**WORK TO DO:** Select the lines that hold the word "JSON" and copy each one.

[Data records]

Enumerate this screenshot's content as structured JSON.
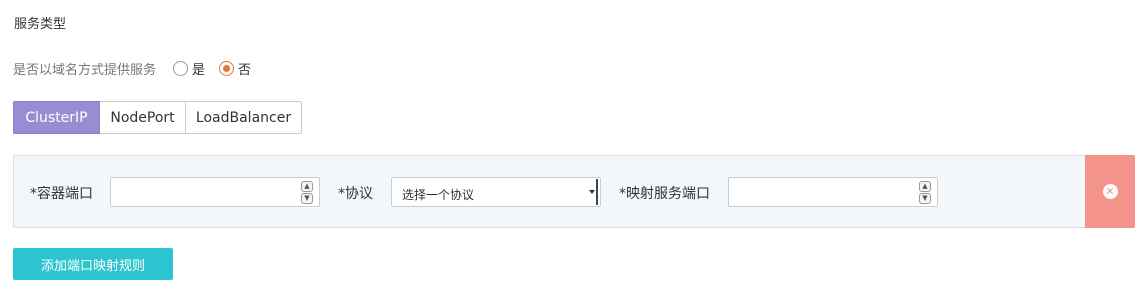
{
  "section_title": "服务类型",
  "domain_question": {
    "label": "是否以域名方式提供服务",
    "options": [
      {
        "label": "是",
        "checked": false
      },
      {
        "label": "否",
        "checked": true
      }
    ]
  },
  "service_types": {
    "tabs": [
      "ClusterIP",
      "NodePort",
      "LoadBalancer"
    ],
    "active": "ClusterIP"
  },
  "port_mapping": {
    "container_port_label": "*容器端口",
    "container_port_value": "",
    "protocol_label": "*协议",
    "protocol_selected": "选择一个协议",
    "service_port_label": "*映射服务端口",
    "service_port_value": "",
    "remove_icon": "close-circle-icon"
  },
  "add_rule_button": "添加端口映射规则",
  "colors": {
    "active_tab": "#9a8cd2",
    "radio_checked": "#e0763b",
    "remove_bg": "#f4938a",
    "add_button": "#2cc5cf",
    "row_bg": "#f2f7fc"
  }
}
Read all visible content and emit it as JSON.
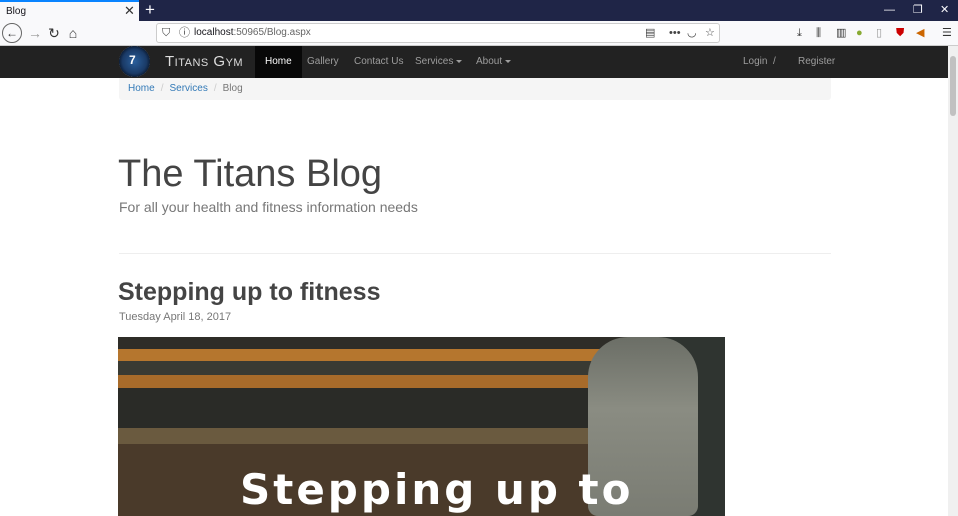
{
  "browser": {
    "tab_title": "Blog",
    "tab_close": "✕",
    "new_tab": "+",
    "window_controls": [
      "—",
      "❐",
      "✕"
    ],
    "url_host": "localhost",
    "url_rest": ":50965/Blog.aspx"
  },
  "navbar": {
    "brand": "Titans Gym",
    "items": [
      {
        "label": "Home",
        "active": true
      },
      {
        "label": "Gallery"
      },
      {
        "label": "Contact Us"
      },
      {
        "label": "Services",
        "dropdown": true
      },
      {
        "label": "About",
        "dropdown": true
      }
    ],
    "login": "Login",
    "separator": "/",
    "register": "Register"
  },
  "breadcrumb": {
    "items": [
      "Home",
      "Services",
      "Blog"
    ],
    "separator": "/"
  },
  "page": {
    "title": "The Titans Blog",
    "subtitle": "For all your health and fitness information needs"
  },
  "post": {
    "title": "Stepping up to fitness",
    "date": "Tuesday April 18, 2017",
    "image_caption": "Stepping up to"
  },
  "colors": {
    "tabstrip": "#1f2547",
    "navbar": "#222222",
    "link": "#337ab7"
  }
}
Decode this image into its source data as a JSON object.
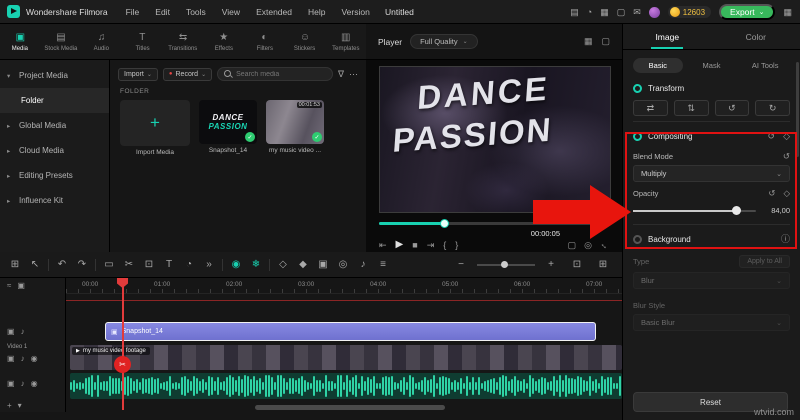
{
  "icons": {
    "chevron_down": "⌄",
    "chevron_right": "▸",
    "chevron_expanded": "▾",
    "plus": "+",
    "record_dot": "●",
    "more": "⋯",
    "filter": "∇",
    "check": "✓",
    "play": "▶",
    "stop": "■",
    "step_back": "⇤",
    "step_forward": "⇥",
    "brace_open": "{",
    "brace_close": "}",
    "undo": "↶",
    "redo": "↷",
    "scissors": "✂",
    "trash": "▭",
    "crop": "⊡",
    "text_tool": "T",
    "speed": "◔",
    "more_tools": "»",
    "render": "◉",
    "snowflake": "❄",
    "keyframe": "◇",
    "marker": "◆",
    "chroma": "▣",
    "motion": "◎",
    "mic": "♪",
    "mixer": "≡",
    "zoom_out": "−",
    "zoom_in": "+",
    "reset": "↺",
    "diamond": "◇",
    "flip_h": "⇄",
    "flip_v": "⇅",
    "rotate_l": "↺",
    "rotate_r": "↻",
    "info": "ⓘ",
    "grid": "⊞",
    "pointer": "↖",
    "layout": "▦",
    "camera": "◎",
    "screen": "▢",
    "expand": "↔",
    "eye": "◉",
    "speaker": "♪",
    "lock": "▣",
    "link": "≈",
    "devices": "▤",
    "notification": "◔",
    "resources": "▦",
    "display": "▢",
    "message": "✉",
    "tab_media": "▣",
    "tab_stock": "▤",
    "tab_audio": "♫",
    "tab_titles": "T",
    "tab_transitions": "⇆",
    "tab_effects": "★",
    "tab_filters": "◐",
    "tab_stickers": "☺",
    "tab_templates": "▥"
  },
  "titlebar": {
    "app_name": "Wondershare Filmora",
    "menus": [
      "File",
      "Edit",
      "Tools",
      "View",
      "Extended",
      "Help",
      "Version"
    ],
    "document_title": "Untitled",
    "coin_count": "12603",
    "export_label": "Export"
  },
  "media_tabs": {
    "items": [
      {
        "label": "Media"
      },
      {
        "label": "Stock Media"
      },
      {
        "label": "Audio"
      },
      {
        "label": "Titles"
      },
      {
        "label": "Transitions"
      },
      {
        "label": "Effects"
      },
      {
        "label": "Filters"
      },
      {
        "label": "Stickers"
      },
      {
        "label": "Templates"
      }
    ]
  },
  "player": {
    "label": "Player",
    "quality": "Full Quality"
  },
  "sidebar": {
    "items": [
      {
        "label": "Project Media"
      },
      {
        "label": "Folder"
      },
      {
        "label": "Global Media"
      },
      {
        "label": "Cloud Media"
      },
      {
        "label": "Editing Presets"
      },
      {
        "label": "Influence Kit"
      }
    ]
  },
  "media_browser": {
    "import_label": "Import",
    "record_label": "Record",
    "search_placeholder": "Search media",
    "section_label": "FOLDER",
    "tiles": [
      {
        "label": "Import Media"
      },
      {
        "label": "Snapshot_14",
        "thumb_line1": "DANCE",
        "thumb_line2": "PASSION"
      },
      {
        "label": "my music video ...",
        "duration": "00:01:53"
      }
    ]
  },
  "preview": {
    "overlay_line1": "DANCE",
    "overlay_line2": "PASSION",
    "timecode": "00:00:05",
    "progress_percent": 28
  },
  "right_panel": {
    "tabs": [
      {
        "label": "Image"
      },
      {
        "label": "Color"
      }
    ],
    "subtabs": [
      {
        "label": "Basic"
      },
      {
        "label": "Mask"
      },
      {
        "label": "AI Tools"
      }
    ],
    "transform": {
      "label": "Transform"
    },
    "compositing": {
      "label": "Compositing",
      "blend_mode_label": "Blend Mode",
      "blend_mode_value": "Multiply",
      "opacity_label": "Opacity",
      "opacity_value": "84,00",
      "opacity_percent": 84
    },
    "background": {
      "label": "Background",
      "type_label": "Type",
      "apply_all_label": "Apply to All",
      "type_value": "Blur",
      "blur_style_label": "Blur Style",
      "blur_style_value": "Basic Blur"
    },
    "reset_label": "Reset"
  },
  "timeline": {
    "ruler": [
      "00:00",
      "01:00",
      "02:00",
      "03:00",
      "04:00",
      "05:00",
      "06:00",
      "07:00"
    ],
    "track_video_label": "Video 1",
    "clips": {
      "snapshot": {
        "label": "Snapshot_14"
      },
      "video": {
        "label": "my music video footage"
      }
    }
  },
  "watermark": "wtvid.com",
  "colors": {
    "accent": "#18d1b1",
    "export_green": "#38b85c",
    "annotation_red": "#e01212",
    "clip_purple": "#7678d8",
    "audio_teal": "#2fd3a6",
    "coin_yellow": "#f0c040"
  }
}
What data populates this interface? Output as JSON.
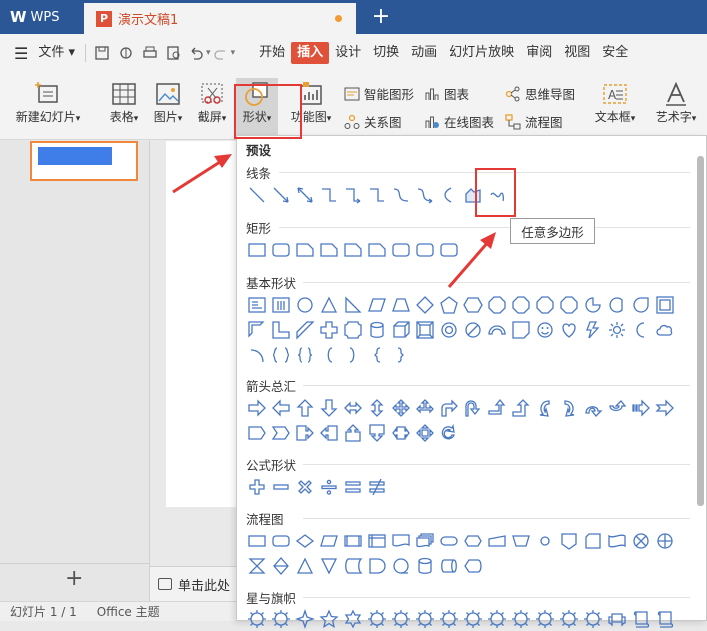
{
  "titlebar": {
    "app_name": "WPS",
    "doc_name": "演示文稿1",
    "new_tab": "+"
  },
  "menu": {
    "file": "文件",
    "items": [
      "开始",
      "插入",
      "设计",
      "切换",
      "动画",
      "幻灯片放映",
      "审阅",
      "视图",
      "安全"
    ],
    "active": "插入"
  },
  "ribbon": {
    "new_slide": "新建幻灯片",
    "table": "表格",
    "picture": "图片",
    "screenshot": "截屏",
    "shapes": "形状",
    "function_chart": "功能图",
    "smart_art": "智能图形",
    "chart": "图表",
    "mind_map": "思维导图",
    "relation": "关系图",
    "online_chart": "在线图表",
    "flowchart": "流程图",
    "textbox": "文本框",
    "wordart": "艺术字"
  },
  "dropdown": {
    "preset": "预设",
    "sections": {
      "lines": "线条",
      "rect": "矩形",
      "basic": "基本形状",
      "arrows": "箭头总汇",
      "equation": "公式形状",
      "flow": "流程图",
      "stars": "星与旗帜"
    }
  },
  "tooltip": "任意多边形",
  "notes_text": "单击此处",
  "status": {
    "slide": "幻灯片 1 / 1",
    "theme": "Office 主题"
  },
  "colors": {
    "title_bg": "#2b5797",
    "accent": "#e0513a",
    "shape_stroke": "#4a78c2",
    "highlight": "#e53935"
  }
}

**REPLY:**
Enumerate this screenshot's content as structured JSON.
Read all visible content and emit it as JSON.
Decode this image into its source data as a JSON object.
What data populates this interface? Output as JSON.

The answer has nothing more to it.